### Direction
Bring together all lines of the material below that contain the string "二画字词".

### Records for processing
-- BEGIN --

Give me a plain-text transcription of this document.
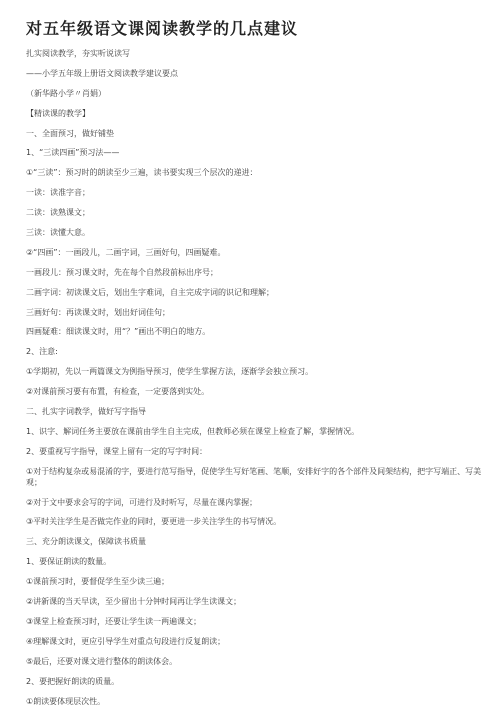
对五年级语文课阅读教学的几点建议

扎实阅读教学，夯实听说读写

——小学五年级上册语文阅读教学建议要点

（新华路小学〃肖娟）

【精读课的教学】

一、全面预习，做好铺垫

1、“三读四画”预习法——

①“三读”：预习时的朗读至少三遍，读书要实现三个层次的递进：

一读：读准字音；

二读：读熟课文；

三读：读懂大意。

②“四画”：一画段儿，二画字词，三画好句，四画疑难。

一画段儿：预习课文时，先在每个自然段前标出序号；

二画字词：初读课文后，划出生字难词，自主完成字词的识记和理解；

三画好句：再读课文时，划出好词佳句；

四画疑难：细读课文时，用“？”画出不明白的地方。

2、注意:

①学期初，先以一两篇课文为例指导预习，使学生掌握方法，逐渐学会独立预习。

②对课前预习要有布置，有检查，一定要落到实处。

二、扎实字词教学，做好写字指导

1、识字、解词任务主要放在课前由学生自主完成，但教师必须在课堂上检查了解，掌握情况。

2、要重视写字指导，课堂上留有一定的写字时间：

①对于结构复杂或易混淆的字，要进行范写指导，促使学生写好笔画、笔顺，安排好字的各个部件及间架结构，把字写端正、写美观；

②对于文中要求会写的字词，可进行及时听写，尽量在课内掌握；

③平时关注学生是否做完作业的同时，要更进一步关注学生的书写情况。

三、充分朗读课文，保障读书质量

1、要保证朗读的数量。

①课前预习时，要督促学生至少读三遍；

②讲新课的当天早读，至少留出十分钟时间再让学生读课文；

③课堂上检查预习时，还要让学生读一两遍课文；

④理解课文时，更应引导学生对重点句段进行反复朗读；

⑤最后，还要对课文进行整体的朗读体会。

2、要把握好朗读的质量。

①朗读要体现层次性。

-- END --

### Exercise answer
②“四画”：一画段儿，二画字词，三画好句，四画疑难。
二画字词：初读课文后，划出生字难词，自主完成字词的识记和理解；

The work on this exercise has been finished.